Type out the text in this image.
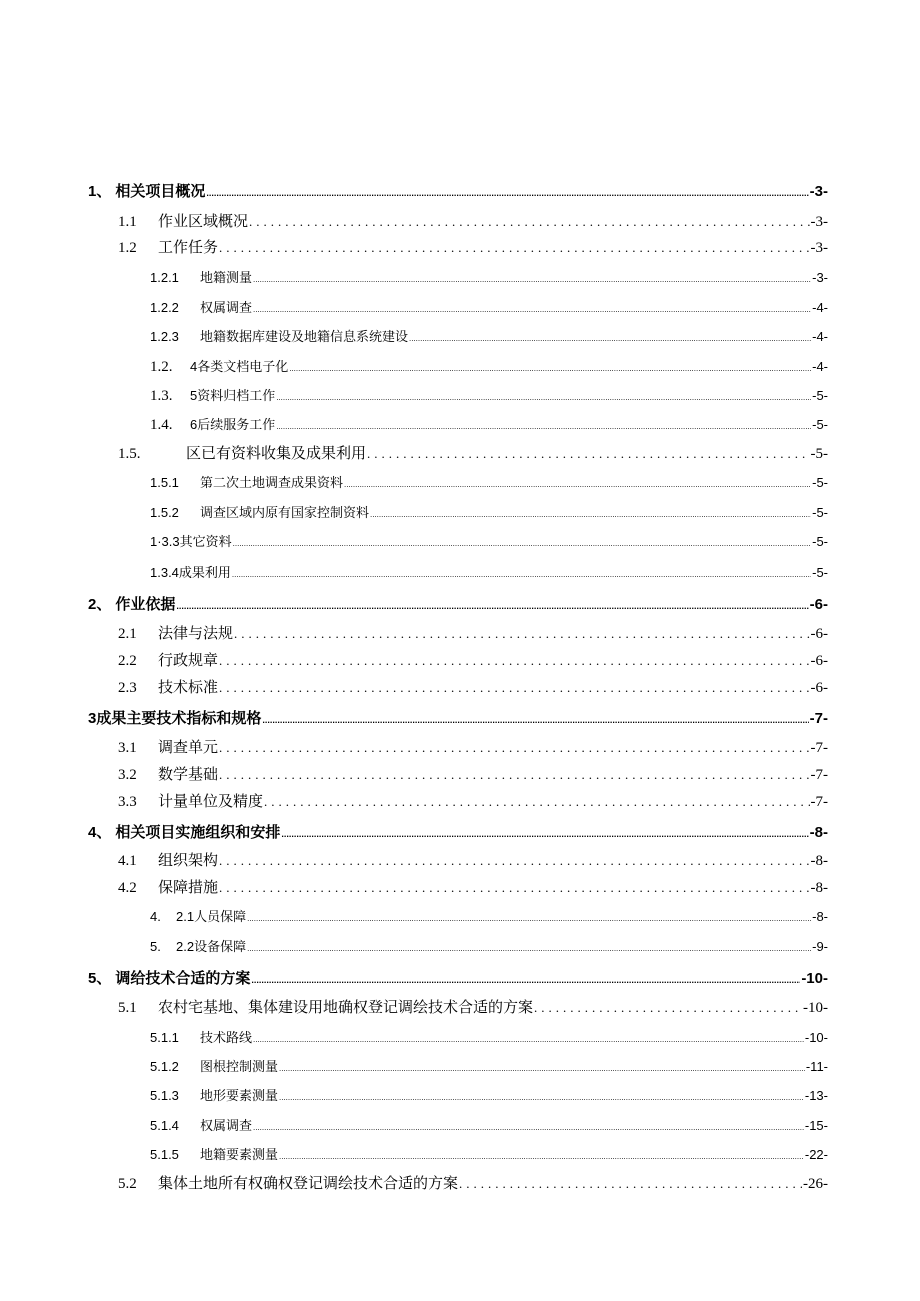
1、 相关项目概况 .....	-3-
1.1	作业区域概况 .....	-3-
1.2	工作任务 .....	-3-
1.2.1	地籍测量 .....	-3-
1.2.2	权属调查 .....	-4-
1.2.3	地籍数据库建设及地籍信息系统建设 .....	-4-
1.2.	4各类文档电子化 .....	-4-
1.3.	5资料归档工作 .....	-5-
1.4.	6后续服务工作 .....	-5-
1.5.	区已有资料收集及成果利用 .....	-5-
1.5.1	第二次土地调查成果资料 .....	-5-
1.5.2	调查区域内原有国家控制资料 .....	-5-
1·3.3其它资料 .....	-5-
1.3.4成果利用 .....	-5-
2、 作业依据 .....	-6-
2.1	法律与法规 .....	-6-
2.2	行政规章 .....	-6-
2.3	技术标准 .....	-6-
3成果主要技术指标和规格 .....	-7-
3.1	调查单元 .....	-7-
3.2	数学基础 .....	-7-
3.3	计量单位及精度 .....	-7-
4、 相关项目实施组织和安排 .....	-8-
4.1	组织架构 .....	-8-
4.2	保障措施 .....	-8-
4.	2.1人员保障 .....	-8-
5.	2.2设备保障 .....	-9-
5、 调给技术合适的方案 .....	-10-
5.1	农村宅基地、集体建设用地确权登记调绘技术合适的方案 .....	-10-
5.1.1	技术路线 .....	-10-
5.1.2	图根控制测量 .....	-11-
5.1.3	地形要素测量 .....	-13-
5.1.4	权属调查 .....	-15-
5.1.5	地籍要素测量 .....	-22-
5.2	集体土地所有权确权登记调绘技术合适的方案 .....	-26-
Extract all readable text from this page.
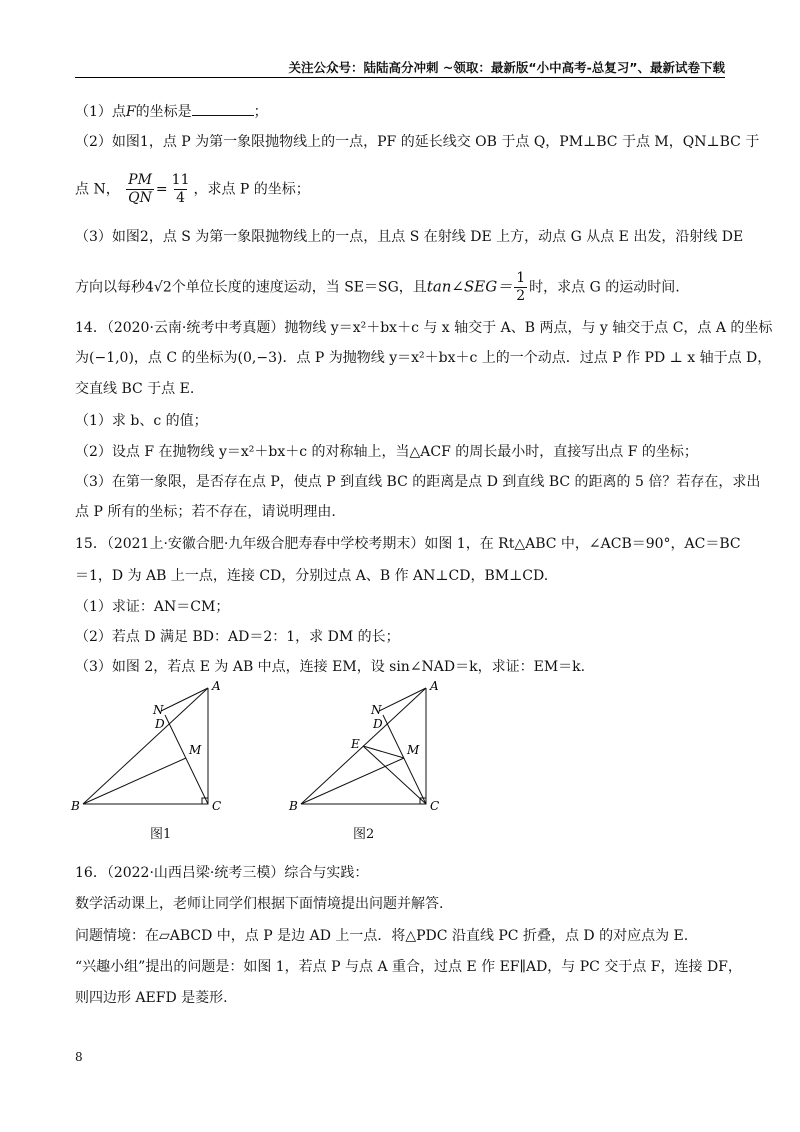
关注公众号：陆陆高分冲刺 ~领取：最新版“小中高考-总复习”、最新试卷下载
（1）点F的坐标是	；
（2）如图1，点 P 为第一象限抛物线上的一点，PF 的延长线交 OB 于点 Q，PM⊥BC 于点 M，QN⊥BC 于
点 N， $\frac{PM}{QN} = \frac{11}{4}$ ，求点 P 的坐标；
（3）如图2，点 S 为第一象限抛物线上的一点，且点 S 在射线 DE 上方，动点 G 从点 E 出发，沿射线 DE
方向以每秒4√2个单位长度的速度运动，当 SE＝SG，且tan∠SEG＝ $\frac{1}{2}$ 时，求点 G 的运动时间.
14．（2020·云南·统考中考真题）抛物线 y＝x²＋bx＋c 与 x 轴交于 A、B 两点，与 y 轴交于点 C，点 A 的坐标
为(−1,0)，点 C 的坐标为(0,−3)．点 P 为抛物线 y＝x²＋bx＋c 上的一个动点．过点 P 作 PD ⊥ x 轴于点 D，
交直线 BC 于点 E.
（1）求 b、c 的值；
（2）设点 F 在抛物线 y＝x²＋bx＋c 的对称轴上，当△ACF 的周长最小时，直接写出点 F 的坐标；
（3）在第一象限，是否存在点 P，使点 P 到直线 BC 的距离是点 D 到直线 BC 的距离的 5 倍？若存在，求出
点 P 所有的坐标；若不存在，请说明理由.
15．（2021上·安徽合肥·九年级合肥寿春中学校考期末）如图 1，在 Rt△ABC 中，∠ACB＝90°，AC＝BC
＝1，D 为 AB 上一点，连接 CD，分别过点 A、B 作 AN⊥CD，BM⊥CD.
（1）求证：AN＝CM；
（2）若点 D 满足 BD：AD＝2：1，求 DM 的长；
（3）如图 2，若点 E 为 AB 中点，连接 EM，设 sin∠NAD＝k，求证：EM＝k.
A
B	C
N
D
M
图1
A
B	C
N
D
E	M
图2
16．（2022·山西吕梁·统考三模）综合与实践：
数学活动课上，老师让同学们根据下面情境提出问题并解答.
问题情境：在▱ABCD 中，点 P 是边 AD 上一点．将△PDC 沿直线 PC 折叠，点 D 的对应点为 E.
“兴趣小组”提出的问题是：如图 1，若点 P 与点 A 重合，过点 E 作 EF∥AD，与 PC 交于点 F，连接 DF，
则四边形 AEFD 是菱形.
8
+===+
§ **STATED TASK**
Copy each line above that contains the string "text".

§ **REPLY TO THE TASK**
Type out the text in this image.
Extract all readable text from this page.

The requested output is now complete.